> _PROMPT_:
Copy out every line of the items below with each "chevron-down-icon" replaced by "caret-down-icon" and nothing else changed. Leave the pictures out of the answer.

====

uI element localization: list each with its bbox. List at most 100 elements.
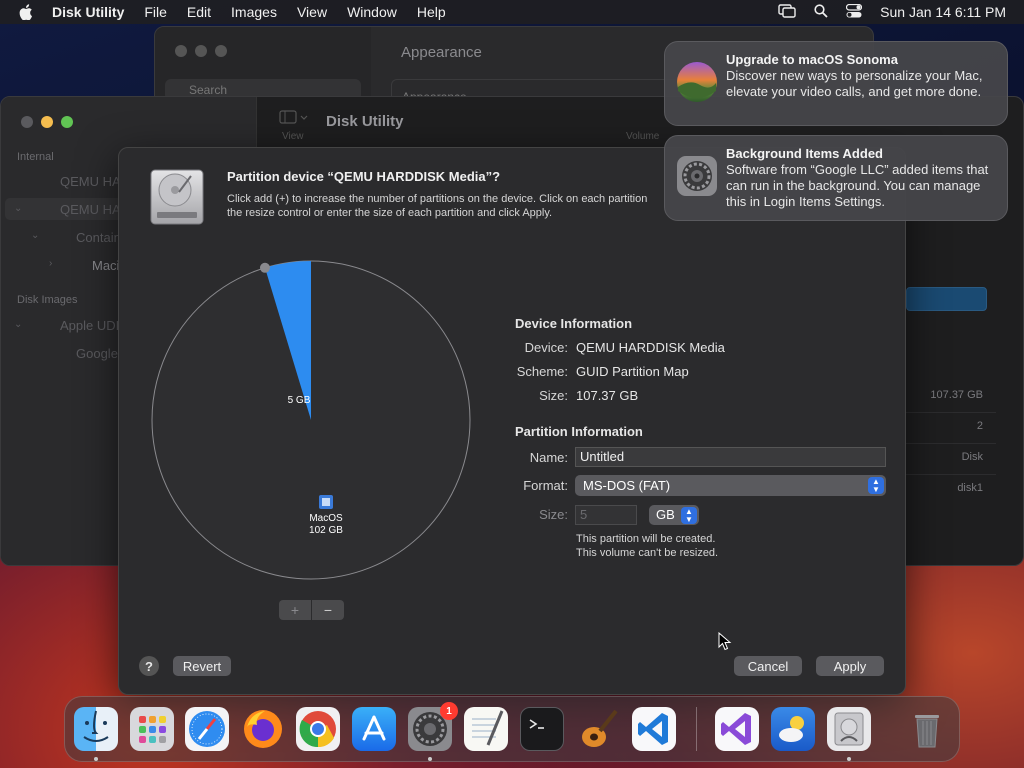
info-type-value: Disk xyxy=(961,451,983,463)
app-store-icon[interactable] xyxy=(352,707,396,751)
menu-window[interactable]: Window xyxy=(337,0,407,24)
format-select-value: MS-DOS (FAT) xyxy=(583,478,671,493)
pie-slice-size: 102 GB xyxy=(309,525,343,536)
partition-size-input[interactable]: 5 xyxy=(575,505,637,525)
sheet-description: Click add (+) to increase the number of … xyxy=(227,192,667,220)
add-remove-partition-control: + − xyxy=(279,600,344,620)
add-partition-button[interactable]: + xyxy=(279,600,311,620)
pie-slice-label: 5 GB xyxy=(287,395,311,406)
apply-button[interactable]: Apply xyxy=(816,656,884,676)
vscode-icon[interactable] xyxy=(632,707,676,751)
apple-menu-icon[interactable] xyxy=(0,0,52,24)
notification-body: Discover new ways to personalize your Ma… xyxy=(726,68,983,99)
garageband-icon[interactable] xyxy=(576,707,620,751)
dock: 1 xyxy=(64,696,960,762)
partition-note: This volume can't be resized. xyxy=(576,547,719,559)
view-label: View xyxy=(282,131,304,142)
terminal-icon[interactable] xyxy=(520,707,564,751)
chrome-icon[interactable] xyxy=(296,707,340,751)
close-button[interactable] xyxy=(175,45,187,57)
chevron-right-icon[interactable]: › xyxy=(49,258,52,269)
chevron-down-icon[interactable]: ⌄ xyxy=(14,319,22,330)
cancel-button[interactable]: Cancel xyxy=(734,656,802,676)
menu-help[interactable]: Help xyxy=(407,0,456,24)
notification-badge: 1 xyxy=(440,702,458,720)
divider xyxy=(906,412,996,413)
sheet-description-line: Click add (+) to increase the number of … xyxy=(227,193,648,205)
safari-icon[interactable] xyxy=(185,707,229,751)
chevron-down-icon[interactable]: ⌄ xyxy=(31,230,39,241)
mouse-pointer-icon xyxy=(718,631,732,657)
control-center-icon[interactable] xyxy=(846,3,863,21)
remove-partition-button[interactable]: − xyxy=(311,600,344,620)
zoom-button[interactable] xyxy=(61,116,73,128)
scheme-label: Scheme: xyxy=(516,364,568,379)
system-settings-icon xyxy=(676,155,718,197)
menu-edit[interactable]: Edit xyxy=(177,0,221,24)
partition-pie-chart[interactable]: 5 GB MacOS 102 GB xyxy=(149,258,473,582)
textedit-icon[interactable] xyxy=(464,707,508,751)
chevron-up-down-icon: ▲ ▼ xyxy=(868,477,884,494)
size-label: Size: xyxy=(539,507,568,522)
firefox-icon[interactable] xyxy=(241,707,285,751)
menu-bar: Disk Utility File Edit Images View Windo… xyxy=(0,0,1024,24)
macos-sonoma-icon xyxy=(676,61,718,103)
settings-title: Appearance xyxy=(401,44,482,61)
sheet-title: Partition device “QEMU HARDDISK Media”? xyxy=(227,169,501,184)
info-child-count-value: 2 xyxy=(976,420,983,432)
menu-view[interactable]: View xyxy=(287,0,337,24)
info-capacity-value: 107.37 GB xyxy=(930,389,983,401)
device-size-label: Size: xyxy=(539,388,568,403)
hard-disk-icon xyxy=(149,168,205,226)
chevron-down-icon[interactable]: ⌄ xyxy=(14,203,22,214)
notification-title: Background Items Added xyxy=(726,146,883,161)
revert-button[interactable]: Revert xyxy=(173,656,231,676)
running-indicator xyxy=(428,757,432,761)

====

> _CORRECT OUTPUT_:
uI element localization: list each with its bbox. List at most 100 elements.
info-type-value: Disk xyxy=(961,451,983,463)
app-store-icon[interactable] xyxy=(352,707,396,751)
menu-window[interactable]: Window xyxy=(337,0,407,24)
format-select-value: MS-DOS (FAT) xyxy=(583,478,671,493)
pie-slice-size: 102 GB xyxy=(309,525,343,536)
partition-size-input[interactable]: 5 xyxy=(575,505,637,525)
sheet-description: Click add (+) to increase the number of … xyxy=(227,192,667,220)
add-remove-partition-control: + − xyxy=(279,600,344,620)
add-partition-button[interactable]: + xyxy=(279,600,311,620)
pie-slice-label: 5 GB xyxy=(287,395,311,406)
apply-button[interactable]: Apply xyxy=(816,656,884,676)
vscode-icon[interactable] xyxy=(632,707,676,751)
apple-menu-icon[interactable] xyxy=(0,0,52,24)
notification-body: Discover new ways to personalize your Ma… xyxy=(726,68,983,99)
garageband-icon[interactable] xyxy=(576,707,620,751)
dock: 1 xyxy=(64,696,960,762)
partition-note: This volume can't be resized. xyxy=(576,547,719,559)
view-label: View xyxy=(282,131,304,142)
terminal-icon[interactable] xyxy=(520,707,564,751)
chrome-icon[interactable] xyxy=(296,707,340,751)
close-button[interactable] xyxy=(175,45,187,57)
chevron-right-icon[interactable]: › xyxy=(49,258,52,269)
caret-down-icon[interactable]: ⌄ xyxy=(14,319,22,330)
cancel-button[interactable]: Cancel xyxy=(734,656,802,676)
menu-help[interactable]: Help xyxy=(407,0,456,24)
notification-badge: 1 xyxy=(440,702,458,720)
divider xyxy=(906,412,996,413)
sheet-description-line: Click add (+) to increase the number of … xyxy=(227,193,648,205)
safari-icon[interactable] xyxy=(185,707,229,751)
caret-down-icon[interactable]: ⌄ xyxy=(31,230,39,241)
mouse-pointer-icon xyxy=(718,631,732,657)
control-center-icon[interactable] xyxy=(846,3,863,21)
remove-partition-button[interactable]: − xyxy=(311,600,344,620)
zoom-button[interactable] xyxy=(61,116,73,128)
scheme-label: Scheme: xyxy=(516,364,568,379)
system-settings-icon xyxy=(676,155,718,197)
menu-edit[interactable]: Edit xyxy=(177,0,221,24)
partition-pie-chart[interactable]: 5 GB MacOS 102 GB xyxy=(149,258,473,582)
textedit-icon[interactable] xyxy=(464,707,508,751)
chevron-up-down-icon: ▲ ▼ xyxy=(868,477,884,494)
size-label: Size: xyxy=(539,507,568,522)
firefox-icon[interactable] xyxy=(241,707,285,751)
menu-bar: Disk Utility File Edit Images View Windo… xyxy=(0,0,1024,24)
macos-sonoma-icon xyxy=(676,61,718,103)
settings-title: Appearance xyxy=(401,44,482,61)
sheet-title: Partition device “QEMU HARDDISK Media”? xyxy=(227,169,501,184)
info-child-count-value: 2 xyxy=(976,420,983,432)
menu-view[interactable]: View xyxy=(287,0,337,24)
info-capacity-value: 107.37 GB xyxy=(930,389,983,401)
device-size-label: Size: xyxy=(539,388,568,403)
hard-disk-icon xyxy=(149,168,205,226)
caret-down-icon[interactable]: ⌄ xyxy=(14,203,22,214)
notification-title: Background Items Added xyxy=(726,146,883,161)
revert-button[interactable]: Revert xyxy=(173,656,231,676)
running-indicator xyxy=(428,757,432,761)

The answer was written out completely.